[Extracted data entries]
━━━━━━━━━━

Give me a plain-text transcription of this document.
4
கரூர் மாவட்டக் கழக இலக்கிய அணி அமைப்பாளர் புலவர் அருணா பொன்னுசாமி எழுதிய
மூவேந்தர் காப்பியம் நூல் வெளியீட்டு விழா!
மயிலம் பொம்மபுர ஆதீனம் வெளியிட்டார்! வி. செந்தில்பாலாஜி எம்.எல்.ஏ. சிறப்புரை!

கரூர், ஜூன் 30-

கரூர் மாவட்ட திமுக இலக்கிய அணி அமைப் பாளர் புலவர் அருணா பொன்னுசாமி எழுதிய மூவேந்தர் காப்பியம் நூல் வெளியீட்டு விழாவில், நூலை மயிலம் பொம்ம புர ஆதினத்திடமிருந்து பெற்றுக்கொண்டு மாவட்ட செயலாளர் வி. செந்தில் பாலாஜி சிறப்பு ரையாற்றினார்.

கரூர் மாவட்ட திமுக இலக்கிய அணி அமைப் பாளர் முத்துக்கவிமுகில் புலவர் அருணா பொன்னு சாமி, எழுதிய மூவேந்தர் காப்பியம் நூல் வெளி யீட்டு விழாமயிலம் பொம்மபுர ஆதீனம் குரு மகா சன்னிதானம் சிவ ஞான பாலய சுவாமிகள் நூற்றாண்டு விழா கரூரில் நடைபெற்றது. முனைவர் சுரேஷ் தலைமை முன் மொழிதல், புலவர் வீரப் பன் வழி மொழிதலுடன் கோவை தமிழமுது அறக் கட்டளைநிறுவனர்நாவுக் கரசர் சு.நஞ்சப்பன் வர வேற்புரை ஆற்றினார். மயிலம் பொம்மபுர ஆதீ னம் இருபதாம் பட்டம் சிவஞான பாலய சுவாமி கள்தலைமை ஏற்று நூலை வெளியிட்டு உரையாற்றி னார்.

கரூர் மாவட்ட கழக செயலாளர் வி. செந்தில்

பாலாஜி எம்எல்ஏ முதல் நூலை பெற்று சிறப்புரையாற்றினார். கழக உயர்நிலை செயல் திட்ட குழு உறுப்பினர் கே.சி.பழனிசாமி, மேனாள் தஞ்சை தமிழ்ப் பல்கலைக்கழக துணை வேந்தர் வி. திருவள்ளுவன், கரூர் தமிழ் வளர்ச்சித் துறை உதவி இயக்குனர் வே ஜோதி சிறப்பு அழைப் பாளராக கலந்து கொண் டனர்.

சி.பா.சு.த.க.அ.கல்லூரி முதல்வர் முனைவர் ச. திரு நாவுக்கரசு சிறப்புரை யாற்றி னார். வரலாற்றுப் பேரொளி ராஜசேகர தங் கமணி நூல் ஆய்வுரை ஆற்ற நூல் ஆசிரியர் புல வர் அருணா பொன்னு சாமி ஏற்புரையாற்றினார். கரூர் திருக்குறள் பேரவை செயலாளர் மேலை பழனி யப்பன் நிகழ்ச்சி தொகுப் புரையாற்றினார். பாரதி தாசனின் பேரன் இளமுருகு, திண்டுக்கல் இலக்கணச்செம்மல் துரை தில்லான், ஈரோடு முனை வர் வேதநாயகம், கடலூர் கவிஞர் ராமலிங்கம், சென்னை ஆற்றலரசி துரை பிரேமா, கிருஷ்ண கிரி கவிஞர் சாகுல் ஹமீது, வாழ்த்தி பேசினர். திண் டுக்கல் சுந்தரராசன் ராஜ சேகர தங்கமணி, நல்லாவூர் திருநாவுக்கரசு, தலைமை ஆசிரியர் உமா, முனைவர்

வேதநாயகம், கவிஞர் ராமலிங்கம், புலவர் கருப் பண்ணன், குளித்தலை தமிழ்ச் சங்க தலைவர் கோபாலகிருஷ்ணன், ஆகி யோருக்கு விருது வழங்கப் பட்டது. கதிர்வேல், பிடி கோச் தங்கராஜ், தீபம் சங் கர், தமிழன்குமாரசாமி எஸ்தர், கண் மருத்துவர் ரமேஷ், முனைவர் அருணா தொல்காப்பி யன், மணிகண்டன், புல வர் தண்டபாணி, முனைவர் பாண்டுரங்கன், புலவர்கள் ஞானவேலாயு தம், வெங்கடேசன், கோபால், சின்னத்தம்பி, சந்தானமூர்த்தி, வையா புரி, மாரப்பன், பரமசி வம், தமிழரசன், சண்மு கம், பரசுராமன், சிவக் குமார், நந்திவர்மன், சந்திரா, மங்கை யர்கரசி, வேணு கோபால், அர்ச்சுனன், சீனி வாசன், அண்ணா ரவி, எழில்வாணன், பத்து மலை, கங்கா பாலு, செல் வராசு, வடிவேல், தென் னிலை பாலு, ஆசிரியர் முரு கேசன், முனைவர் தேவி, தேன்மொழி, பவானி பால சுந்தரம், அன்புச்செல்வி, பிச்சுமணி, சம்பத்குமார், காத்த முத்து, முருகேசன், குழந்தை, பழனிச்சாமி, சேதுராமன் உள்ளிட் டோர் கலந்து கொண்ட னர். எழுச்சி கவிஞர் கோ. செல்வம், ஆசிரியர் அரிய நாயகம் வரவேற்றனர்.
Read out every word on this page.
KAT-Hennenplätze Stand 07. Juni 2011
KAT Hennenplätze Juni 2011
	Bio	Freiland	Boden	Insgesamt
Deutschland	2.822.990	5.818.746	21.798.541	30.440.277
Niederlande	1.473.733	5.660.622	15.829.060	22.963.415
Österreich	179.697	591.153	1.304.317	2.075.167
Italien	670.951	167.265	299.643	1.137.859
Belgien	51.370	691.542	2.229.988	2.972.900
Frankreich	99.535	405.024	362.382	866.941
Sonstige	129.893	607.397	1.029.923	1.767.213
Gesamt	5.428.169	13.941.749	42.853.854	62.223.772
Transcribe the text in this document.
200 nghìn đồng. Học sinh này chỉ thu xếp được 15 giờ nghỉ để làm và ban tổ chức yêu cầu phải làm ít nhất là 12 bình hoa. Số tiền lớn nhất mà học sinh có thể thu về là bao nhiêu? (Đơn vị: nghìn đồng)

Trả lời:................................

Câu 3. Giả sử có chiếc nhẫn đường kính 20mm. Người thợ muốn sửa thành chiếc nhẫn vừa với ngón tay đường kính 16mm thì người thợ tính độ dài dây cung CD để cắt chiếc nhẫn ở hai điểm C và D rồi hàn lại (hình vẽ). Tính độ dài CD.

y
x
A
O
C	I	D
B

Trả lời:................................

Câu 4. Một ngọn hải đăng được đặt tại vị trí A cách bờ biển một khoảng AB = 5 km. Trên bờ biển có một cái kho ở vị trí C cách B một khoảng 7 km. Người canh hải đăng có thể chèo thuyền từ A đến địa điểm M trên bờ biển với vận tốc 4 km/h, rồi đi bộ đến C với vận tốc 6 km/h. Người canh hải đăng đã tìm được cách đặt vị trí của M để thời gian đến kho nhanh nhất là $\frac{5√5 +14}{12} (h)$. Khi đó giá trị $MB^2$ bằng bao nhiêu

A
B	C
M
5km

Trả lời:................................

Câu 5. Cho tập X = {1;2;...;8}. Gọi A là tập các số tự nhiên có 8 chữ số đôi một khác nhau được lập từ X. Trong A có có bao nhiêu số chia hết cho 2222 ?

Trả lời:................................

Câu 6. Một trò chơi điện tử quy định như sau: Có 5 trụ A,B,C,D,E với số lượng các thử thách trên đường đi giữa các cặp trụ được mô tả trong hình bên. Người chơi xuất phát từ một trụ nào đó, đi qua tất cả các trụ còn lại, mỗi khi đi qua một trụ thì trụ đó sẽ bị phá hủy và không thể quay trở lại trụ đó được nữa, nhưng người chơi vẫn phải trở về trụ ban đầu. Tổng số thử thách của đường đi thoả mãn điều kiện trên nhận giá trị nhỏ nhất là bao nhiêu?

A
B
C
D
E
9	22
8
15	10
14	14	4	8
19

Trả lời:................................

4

━━━━━━━━━━

**CHALLENGE:** Figure out how many lines above include the string "trên", then report that number and nothing else.

**SOLUTION TO THE EXERCISE:** 2